▸ **Dataset extract**:
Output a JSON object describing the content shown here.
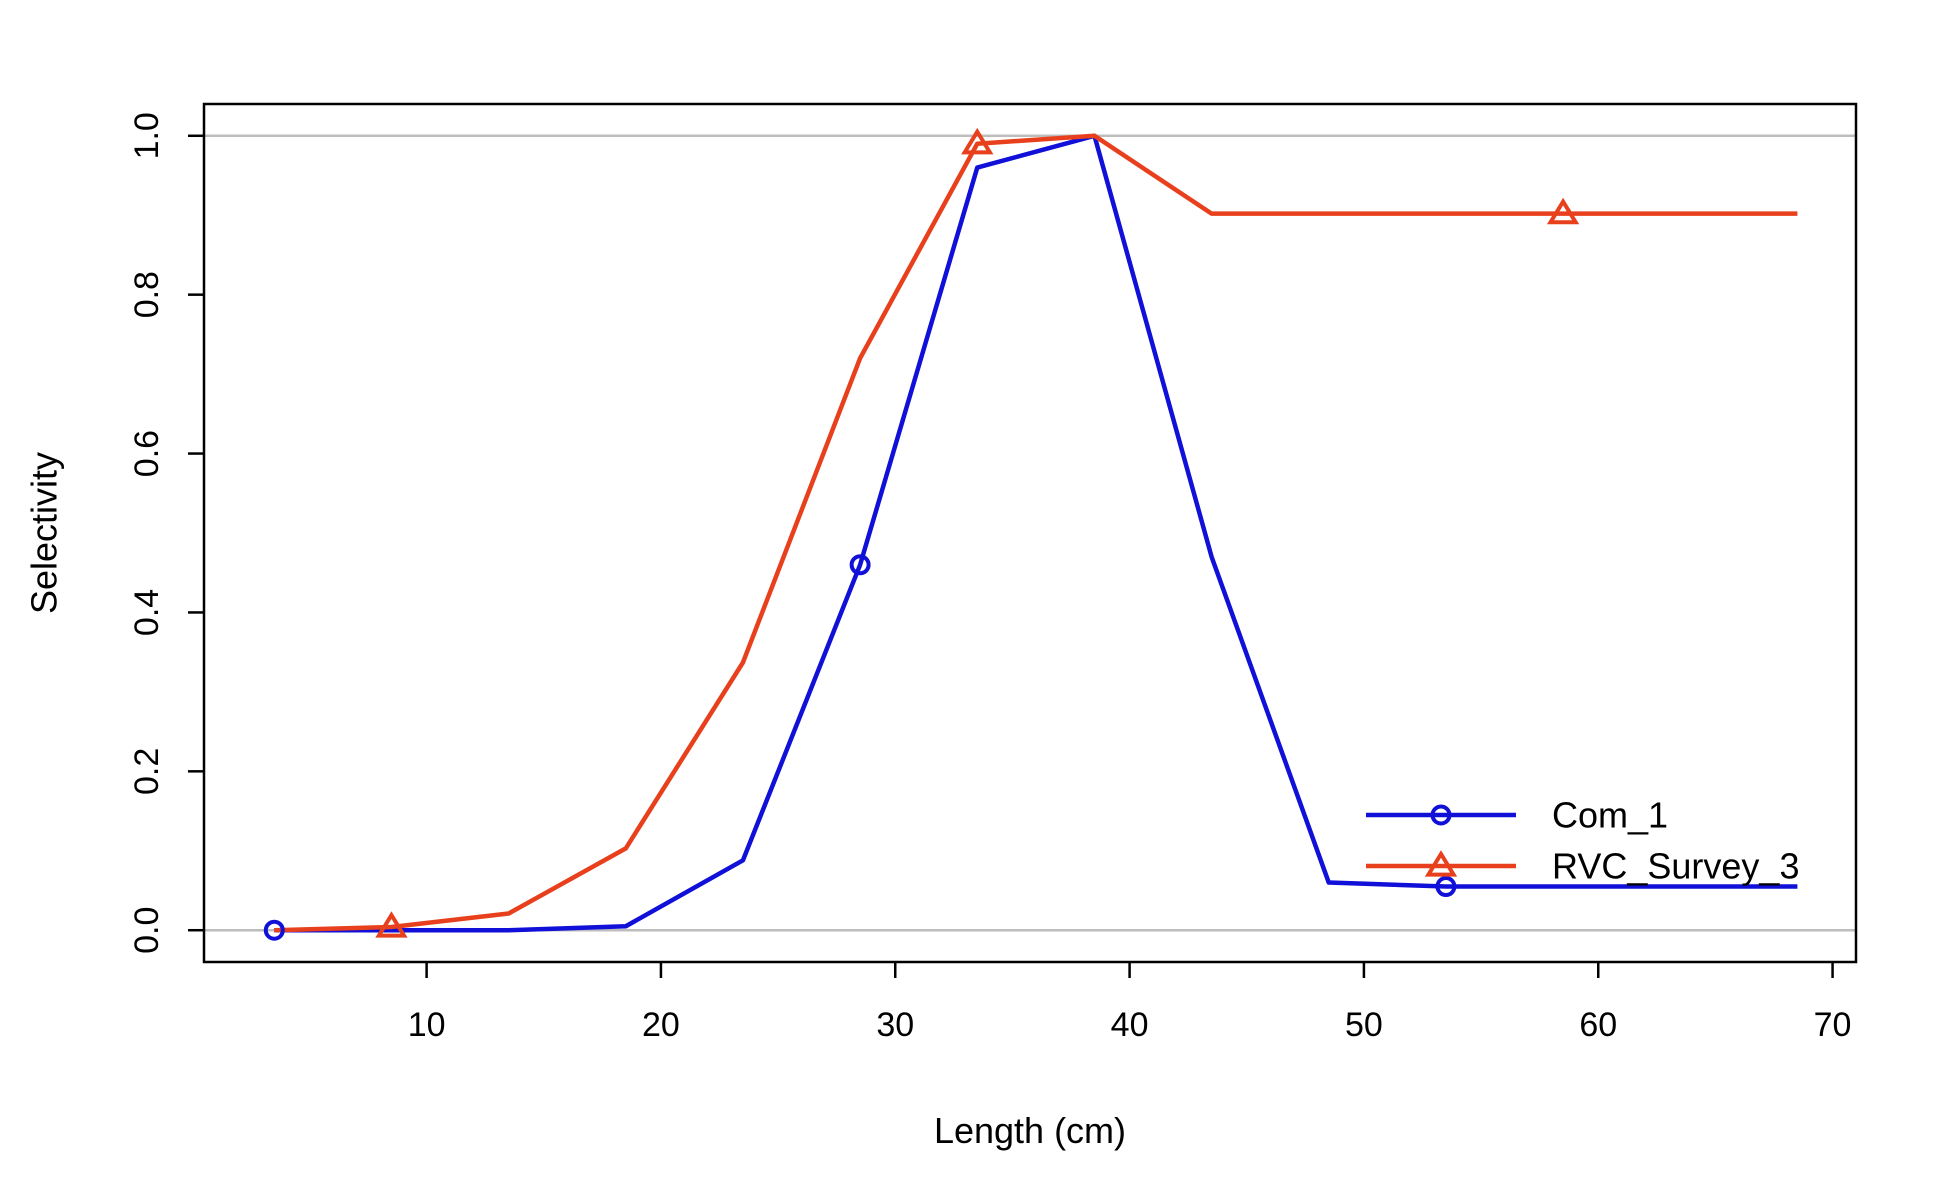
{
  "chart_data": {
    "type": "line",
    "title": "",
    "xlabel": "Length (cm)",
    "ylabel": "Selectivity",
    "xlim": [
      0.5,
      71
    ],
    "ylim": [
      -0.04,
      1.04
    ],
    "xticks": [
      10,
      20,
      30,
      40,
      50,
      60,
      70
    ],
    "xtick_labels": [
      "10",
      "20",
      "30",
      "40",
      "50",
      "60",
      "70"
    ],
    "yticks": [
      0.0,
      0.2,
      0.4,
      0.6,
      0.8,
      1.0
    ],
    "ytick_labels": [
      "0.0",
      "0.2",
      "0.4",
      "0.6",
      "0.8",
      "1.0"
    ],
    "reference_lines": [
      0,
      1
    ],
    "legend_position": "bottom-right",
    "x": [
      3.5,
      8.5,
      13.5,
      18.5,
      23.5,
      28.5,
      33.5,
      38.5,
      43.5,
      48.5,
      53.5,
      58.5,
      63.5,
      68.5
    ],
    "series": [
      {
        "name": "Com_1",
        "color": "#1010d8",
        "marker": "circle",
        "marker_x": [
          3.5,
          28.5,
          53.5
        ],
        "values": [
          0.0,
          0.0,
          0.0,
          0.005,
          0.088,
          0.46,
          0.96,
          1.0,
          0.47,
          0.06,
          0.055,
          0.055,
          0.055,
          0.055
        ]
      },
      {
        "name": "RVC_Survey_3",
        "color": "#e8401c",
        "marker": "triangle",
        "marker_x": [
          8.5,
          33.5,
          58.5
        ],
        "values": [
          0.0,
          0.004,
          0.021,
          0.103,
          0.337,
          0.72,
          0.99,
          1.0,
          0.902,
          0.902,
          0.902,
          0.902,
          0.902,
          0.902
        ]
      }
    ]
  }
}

▸ **Directions for this task**:
Without including any pictures, output all the entries above exactly.

▸ **Written reply**:
Output a JSON object describing the content shown here.
{
  "chart_data": {
    "type": "line",
    "title": "",
    "xlabel": "Length (cm)",
    "ylabel": "Selectivity",
    "xlim": [
      0.5,
      71
    ],
    "ylim": [
      -0.04,
      1.04
    ],
    "xticks": [
      10,
      20,
      30,
      40,
      50,
      60,
      70
    ],
    "xtick_labels": [
      "10",
      "20",
      "30",
      "40",
      "50",
      "60",
      "70"
    ],
    "yticks": [
      0.0,
      0.2,
      0.4,
      0.6,
      0.8,
      1.0
    ],
    "ytick_labels": [
      "0.0",
      "0.2",
      "0.4",
      "0.6",
      "0.8",
      "1.0"
    ],
    "reference_lines": [
      0,
      1
    ],
    "legend_position": "bottom-right",
    "x": [
      3.5,
      8.5,
      13.5,
      18.5,
      23.5,
      28.5,
      33.5,
      38.5,
      43.5,
      48.5,
      53.5,
      58.5,
      63.5,
      68.5
    ],
    "series": [
      {
        "name": "Com_1",
        "color": "#1010d8",
        "marker": "circle",
        "marker_x": [
          3.5,
          28.5,
          53.5
        ],
        "values": [
          0.0,
          0.0,
          0.0,
          0.005,
          0.088,
          0.46,
          0.96,
          1.0,
          0.47,
          0.06,
          0.055,
          0.055,
          0.055,
          0.055
        ]
      },
      {
        "name": "RVC_Survey_3",
        "color": "#e8401c",
        "marker": "triangle",
        "marker_x": [
          8.5,
          33.5,
          58.5
        ],
        "values": [
          0.0,
          0.004,
          0.021,
          0.103,
          0.337,
          0.72,
          0.99,
          1.0,
          0.902,
          0.902,
          0.902,
          0.902,
          0.902,
          0.902
        ]
      }
    ]
  }
}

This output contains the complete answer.